--- begin DATASET EXTRACT ---
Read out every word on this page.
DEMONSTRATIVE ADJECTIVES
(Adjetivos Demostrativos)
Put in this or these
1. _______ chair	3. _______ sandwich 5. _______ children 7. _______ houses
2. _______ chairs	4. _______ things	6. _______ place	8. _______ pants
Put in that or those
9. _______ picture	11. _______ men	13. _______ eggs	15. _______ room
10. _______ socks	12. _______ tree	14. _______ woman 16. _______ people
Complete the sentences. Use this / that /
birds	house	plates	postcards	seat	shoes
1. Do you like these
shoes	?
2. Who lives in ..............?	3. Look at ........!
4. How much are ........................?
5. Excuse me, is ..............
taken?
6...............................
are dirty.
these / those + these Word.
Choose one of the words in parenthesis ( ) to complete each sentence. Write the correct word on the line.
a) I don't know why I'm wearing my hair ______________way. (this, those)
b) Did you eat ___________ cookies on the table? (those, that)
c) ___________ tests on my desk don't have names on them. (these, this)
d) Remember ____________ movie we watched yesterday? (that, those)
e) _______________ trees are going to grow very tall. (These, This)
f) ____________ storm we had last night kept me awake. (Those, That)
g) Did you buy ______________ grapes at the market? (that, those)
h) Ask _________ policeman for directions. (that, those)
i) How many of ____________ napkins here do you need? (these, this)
--- end DATASET EXTRACT ---
• PROBLEM STATEMENT:
Write every line of the material above again, exactly.

• SOLUTION BELOW:
Read out every word on this page.
DEMONSTRATIVE ADJECTIVES
(Adjetivos Demostrativos)
Put in this or these
1. _______ chair	3. _______ sandwich 5. _______ children 7. _______ houses
2. _______ chairs	4. _______ things	6. _______ place	8. _______ pants
Put in that or those
9. _______ picture	11. _______ men	13. _______ eggs	15. _______ room
10. _______ socks	12. _______ tree	14. _______ woman 16. _______ people
Complete the sentences. Use this / that /
birds	house	plates	postcards	seat	shoes
1. Do you like these
shoes	?
2. Who lives in ..............?	3. Look at ........!
4. How much are ........................?
5. Excuse me, is ..............
taken?
6...............................
are dirty.
these / those + these Word.
Choose one of the words in parenthesis ( ) to complete each sentence. Write the correct word on the line.
a) I don't know why I'm wearing my hair ______________way. (this, those)
b) Did you eat ___________ cookies on the table? (those, that)
c) ___________ tests on my desk don't have names on them. (these, this)
d) Remember ____________ movie we watched yesterday? (that, those)
e) _______________ trees are going to grow very tall. (These, This)
f) ____________ storm we had last night kept me awake. (Those, That)
g) Did you buy ______________ grapes at the market? (that, those)
h) Ask _________ policeman for directions. (that, those)
i) How many of ____________ napkins here do you need? (these, this)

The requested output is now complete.